What is needed — Quote the listing in full, exactly as given, minus any pictures.

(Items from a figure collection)

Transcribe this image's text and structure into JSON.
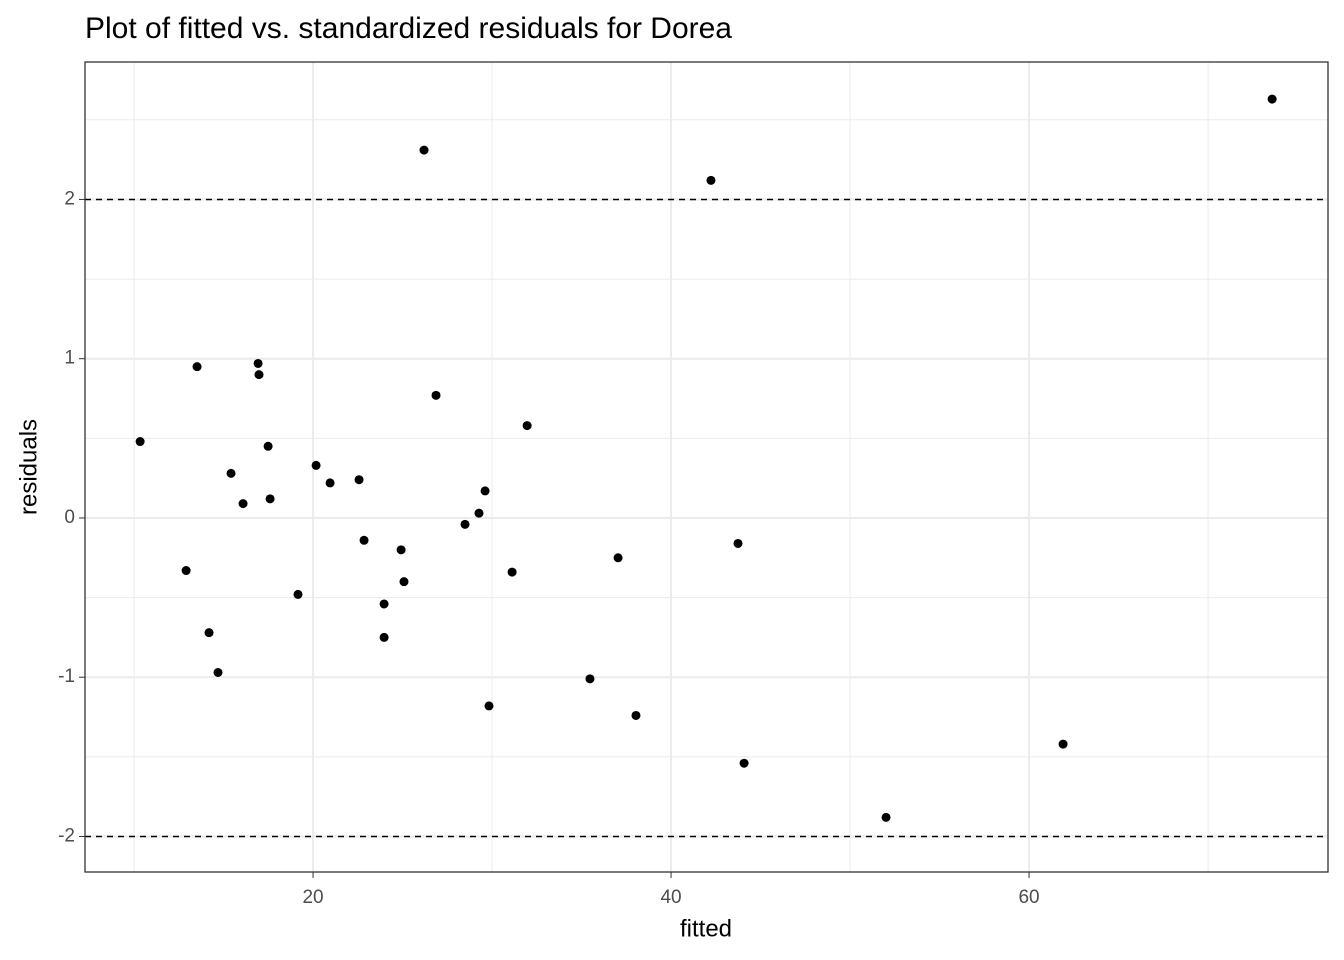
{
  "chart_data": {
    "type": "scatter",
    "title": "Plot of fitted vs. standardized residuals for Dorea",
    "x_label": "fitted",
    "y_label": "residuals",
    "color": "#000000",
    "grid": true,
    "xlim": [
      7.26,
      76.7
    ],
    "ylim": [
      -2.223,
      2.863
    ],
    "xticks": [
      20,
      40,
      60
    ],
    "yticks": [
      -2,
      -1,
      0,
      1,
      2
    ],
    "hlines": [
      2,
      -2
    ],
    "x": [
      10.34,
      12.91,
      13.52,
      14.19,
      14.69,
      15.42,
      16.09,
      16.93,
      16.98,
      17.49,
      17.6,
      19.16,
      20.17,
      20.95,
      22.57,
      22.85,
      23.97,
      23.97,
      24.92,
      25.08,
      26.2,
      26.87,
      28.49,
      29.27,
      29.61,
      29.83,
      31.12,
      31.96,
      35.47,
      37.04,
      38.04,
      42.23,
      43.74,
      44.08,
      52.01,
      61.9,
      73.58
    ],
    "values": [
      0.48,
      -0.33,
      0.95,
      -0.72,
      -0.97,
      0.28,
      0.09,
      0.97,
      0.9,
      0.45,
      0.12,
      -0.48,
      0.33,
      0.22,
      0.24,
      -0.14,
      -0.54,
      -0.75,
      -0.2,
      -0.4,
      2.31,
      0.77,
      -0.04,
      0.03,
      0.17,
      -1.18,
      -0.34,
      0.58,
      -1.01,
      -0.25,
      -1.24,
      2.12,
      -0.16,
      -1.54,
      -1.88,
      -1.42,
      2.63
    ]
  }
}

Answer —
Transcribe this image's text and structure into JSON.
{
  "chart_data": {
    "type": "scatter",
    "title": "Plot of fitted vs. standardized residuals for Dorea",
    "x_label": "fitted",
    "y_label": "residuals",
    "color": "#000000",
    "grid": true,
    "xlim": [
      7.26,
      76.7
    ],
    "ylim": [
      -2.223,
      2.863
    ],
    "xticks": [
      20,
      40,
      60
    ],
    "yticks": [
      -2,
      -1,
      0,
      1,
      2
    ],
    "hlines": [
      2,
      -2
    ],
    "x": [
      10.34,
      12.91,
      13.52,
      14.19,
      14.69,
      15.42,
      16.09,
      16.93,
      16.98,
      17.49,
      17.6,
      19.16,
      20.17,
      20.95,
      22.57,
      22.85,
      23.97,
      23.97,
      24.92,
      25.08,
      26.2,
      26.87,
      28.49,
      29.27,
      29.61,
      29.83,
      31.12,
      31.96,
      35.47,
      37.04,
      38.04,
      42.23,
      43.74,
      44.08,
      52.01,
      61.9,
      73.58
    ],
    "values": [
      0.48,
      -0.33,
      0.95,
      -0.72,
      -0.97,
      0.28,
      0.09,
      0.97,
      0.9,
      0.45,
      0.12,
      -0.48,
      0.33,
      0.22,
      0.24,
      -0.14,
      -0.54,
      -0.75,
      -0.2,
      -0.4,
      2.31,
      0.77,
      -0.04,
      0.03,
      0.17,
      -1.18,
      -0.34,
      0.58,
      -1.01,
      -0.25,
      -1.24,
      2.12,
      -0.16,
      -1.54,
      -1.88,
      -1.42,
      2.63
    ]
  }
}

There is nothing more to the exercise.